#### DATA SHOWN:
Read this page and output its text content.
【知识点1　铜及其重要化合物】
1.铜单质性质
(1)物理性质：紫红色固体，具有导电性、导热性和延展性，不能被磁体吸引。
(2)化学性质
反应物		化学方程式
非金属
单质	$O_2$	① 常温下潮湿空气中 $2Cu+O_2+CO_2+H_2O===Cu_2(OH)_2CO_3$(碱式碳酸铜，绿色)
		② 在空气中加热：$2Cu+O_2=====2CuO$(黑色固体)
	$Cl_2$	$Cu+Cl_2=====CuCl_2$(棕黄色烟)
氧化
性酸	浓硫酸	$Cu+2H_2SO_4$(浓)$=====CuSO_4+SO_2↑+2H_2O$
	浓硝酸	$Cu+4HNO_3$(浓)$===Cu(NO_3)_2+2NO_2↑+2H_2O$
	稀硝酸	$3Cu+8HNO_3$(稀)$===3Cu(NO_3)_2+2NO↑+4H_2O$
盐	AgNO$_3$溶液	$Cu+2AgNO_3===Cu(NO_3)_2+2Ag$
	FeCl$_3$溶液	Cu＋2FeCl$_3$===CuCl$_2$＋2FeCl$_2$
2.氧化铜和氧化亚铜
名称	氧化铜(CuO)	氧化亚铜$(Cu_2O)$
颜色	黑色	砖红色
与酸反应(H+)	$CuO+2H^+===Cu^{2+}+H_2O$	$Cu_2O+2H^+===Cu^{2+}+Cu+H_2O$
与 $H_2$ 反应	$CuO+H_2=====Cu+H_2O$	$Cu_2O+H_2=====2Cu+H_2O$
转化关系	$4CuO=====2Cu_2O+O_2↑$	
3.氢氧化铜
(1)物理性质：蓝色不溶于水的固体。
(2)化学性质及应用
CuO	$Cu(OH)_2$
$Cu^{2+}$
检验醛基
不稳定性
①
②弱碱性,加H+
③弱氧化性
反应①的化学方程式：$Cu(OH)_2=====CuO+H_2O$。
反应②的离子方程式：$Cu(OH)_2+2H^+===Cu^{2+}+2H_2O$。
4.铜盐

#### WORK TO COMPLETE:
Each line of the material should be duplicated exactly, please.

#### RESULT OF THIS TASK:
Read this page and output its text content.
【知识点1　铜及其重要化合物】
1.铜单质性质
(1)物理性质：紫红色固体，具有导电性、导热性和延展性，不能被磁体吸引。
(2)化学性质
反应物		化学方程式
非金属
单质	$O_2$	① 常温下潮湿空气中 $2Cu+O_2+CO_2+H_2O===Cu_2(OH)_2CO_3$(碱式碳酸铜，绿色)
		② 在空气中加热：$2Cu+O_2=====2CuO$(黑色固体)
	$Cl_2$	$Cu+Cl_2=====CuCl_2$(棕黄色烟)
氧化
性酸	浓硫酸	$Cu+2H_2SO_4$(浓)$=====CuSO_4+SO_2↑+2H_2O$
	浓硝酸	$Cu+4HNO_3$(浓)$===Cu(NO_3)_2+2NO_2↑+2H_2O$
	稀硝酸	$3Cu+8HNO_3$(稀)$===3Cu(NO_3)_2+2NO↑+4H_2O$
盐	AgNO$_3$溶液	$Cu+2AgNO_3===Cu(NO_3)_2+2Ag$
	FeCl$_3$溶液	Cu＋2FeCl$_3$===CuCl$_2$＋2FeCl$_2$
2.氧化铜和氧化亚铜
名称	氧化铜(CuO)	氧化亚铜$(Cu_2O)$
颜色	黑色	砖红色
与酸反应(H+)	$CuO+2H^+===Cu^{2+}+H_2O$	$Cu_2O+2H^+===Cu^{2+}+Cu+H_2O$
与 $H_2$ 反应	$CuO+H_2=====Cu+H_2O$	$Cu_2O+H_2=====2Cu+H_2O$
转化关系	$4CuO=====2Cu_2O+O_2↑$	
3.氢氧化铜
(1)物理性质：蓝色不溶于水的固体。
(2)化学性质及应用
CuO	$Cu(OH)_2$
$Cu^{2+}$
检验醛基
不稳定性
①
②弱碱性,加H+
③弱氧化性
反应①的化学方程式：$Cu(OH)_2=====CuO+H_2O$。
反应②的离子方程式：$Cu(OH)_2+2H^+===Cu^{2+}+2H_2O$。
4.铜盐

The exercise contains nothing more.